Problem details: The records below must be written out exactly, with every picture left behind.

— Start Rows —

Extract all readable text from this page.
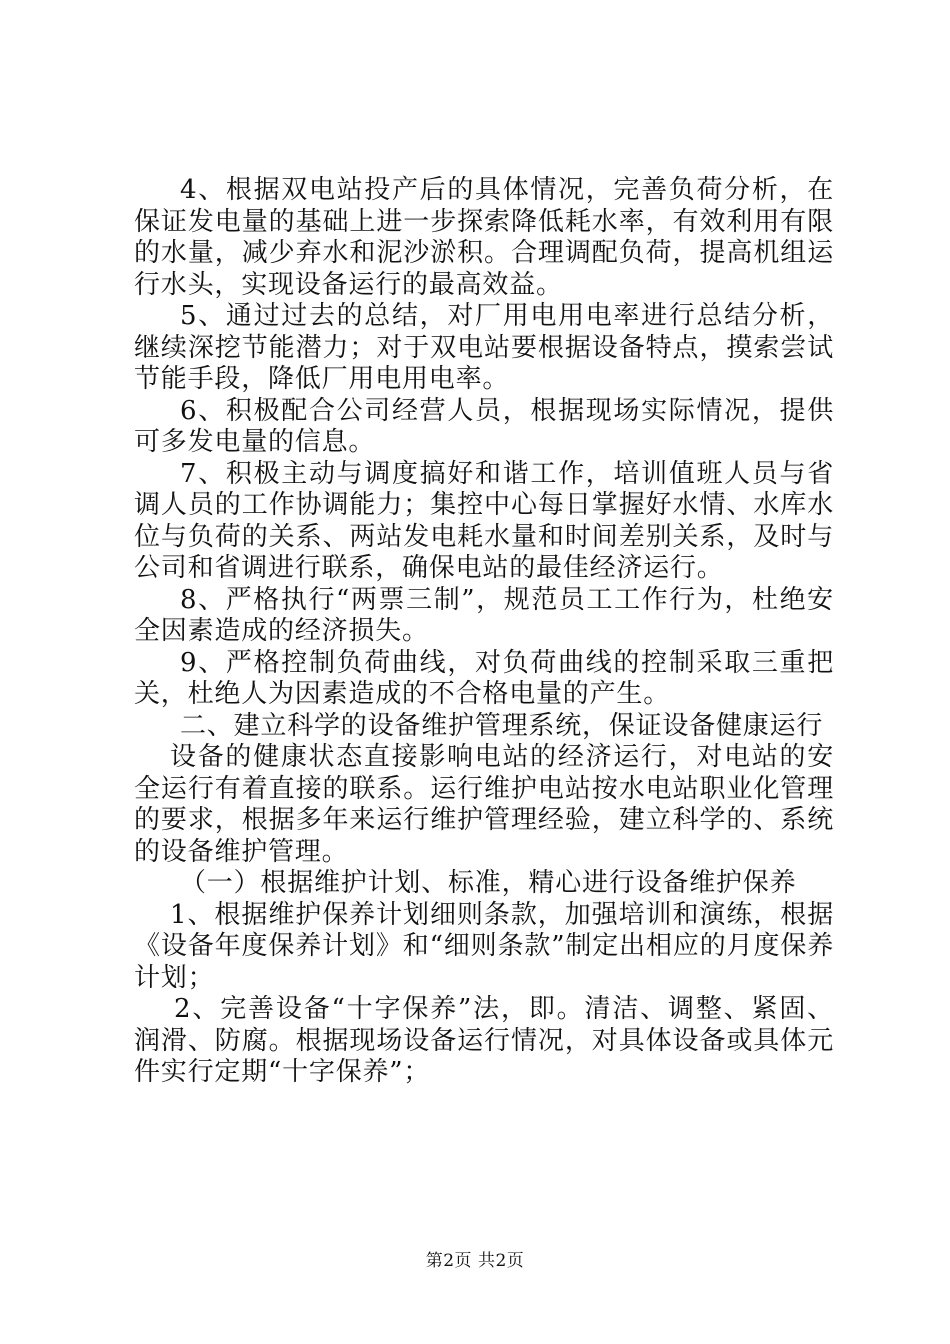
4、根据双电站投产后的具体情况，完善负荷分析，在保证发电量的基础上进一步探索降低耗水率，有效利用有限的水量，减少弃水和泥沙淤积。合理调配负荷，提高机组运行水头，实现设备运行的最高效益。

5、通过过去的总结，对厂用电用电率进行总结分析，继续深挖节能潜力；对于双电站要根据设备特点，摸索尝试节能手段，降低厂用电用电率。

6、积极配合公司经营人员，根据现场实际情况，提供可多发电量的信息。

7、积极主动与调度搞好和谐工作，培训值班人员与省调人员的工作协调能力；集控中心每日掌握好水情、水库水位与负荷的关系、两站发电耗水量和时间差别关系，及时与公司和省调进行联系，确保电站的最佳经济运行。

8、严格执行“两票三制”，规范员工工作行为，杜绝安全因素造成的经济损失。

9、严格控制负荷曲线，对负荷曲线的控制采取三重把关，杜绝人为因素造成的不合格电量的产生。

二、建立科学的设备维护管理系统，保证设备健康运行

设备的健康状态直接影响电站的经济运行，对电站的安全运行有着直接的联系。运行维护电站按水电站职业化管理的要求，根据多年来运行维护管理经验，建立科学的、系统的设备维护管理。

（一）根据维护计划、标准，精心进行设备维护保养

1、根据维护保养计划细则条款，加强培训和演练，根据《设备年度保养计划》和“细则条款”制定出相应的月度保养计划；

2、完善设备“十字保养”法，即。清洁、调整、紧固、润滑、防腐。根据现场设备运行情况，对具体设备或具体元件实行定期“十字保养”；

第2页 共2页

— End Rows —

Answer to the problem:
Extract all readable text from this page.
4、根据双电站投产后的具体情况，完善负荷分析，在保证发电量的基础上进一步探索降低耗水率，有效利用有限的水量，减少弃水和泥沙淤积。合理调配负荷，提高机组运行水头，实现设备运行的最高效益。

5、通过过去的总结，对厂用电用电率进行总结分析，继续深挖节能潜力；对于双电站要根据设备特点，摸索尝试节能手段，降低厂用电用电率。

6、积极配合公司经营人员，根据现场实际情况，提供可多发电量的信息。

7、积极主动与调度搞好和谐工作，培训值班人员与省调人员的工作协调能力；集控中心每日掌握好水情、水库水位与负荷的关系、两站发电耗水量和时间差别关系，及时与公司和省调进行联系，确保电站的最佳经济运行。

8、严格执行“两票三制”，规范员工工作行为，杜绝安全因素造成的经济损失。

9、严格控制负荷曲线，对负荷曲线的控制采取三重把关，杜绝人为因素造成的不合格电量的产生。

二、建立科学的设备维护管理系统，保证设备健康运行

设备的健康状态直接影响电站的经济运行，对电站的安全运行有着直接的联系。运行维护电站按水电站职业化管理的要求，根据多年来运行维护管理经验，建立科学的、系统的设备维护管理。

（一）根据维护计划、标准，精心进行设备维护保养

1、根据维护保养计划细则条款，加强培训和演练，根据《设备年度保养计划》和“细则条款”制定出相应的月度保养计划；

2、完善设备“十字保养”法，即。清洁、调整、紧固、润滑、防腐。根据现场设备运行情况，对具体设备或具体元件实行定期“十字保养”；

第2页 共2页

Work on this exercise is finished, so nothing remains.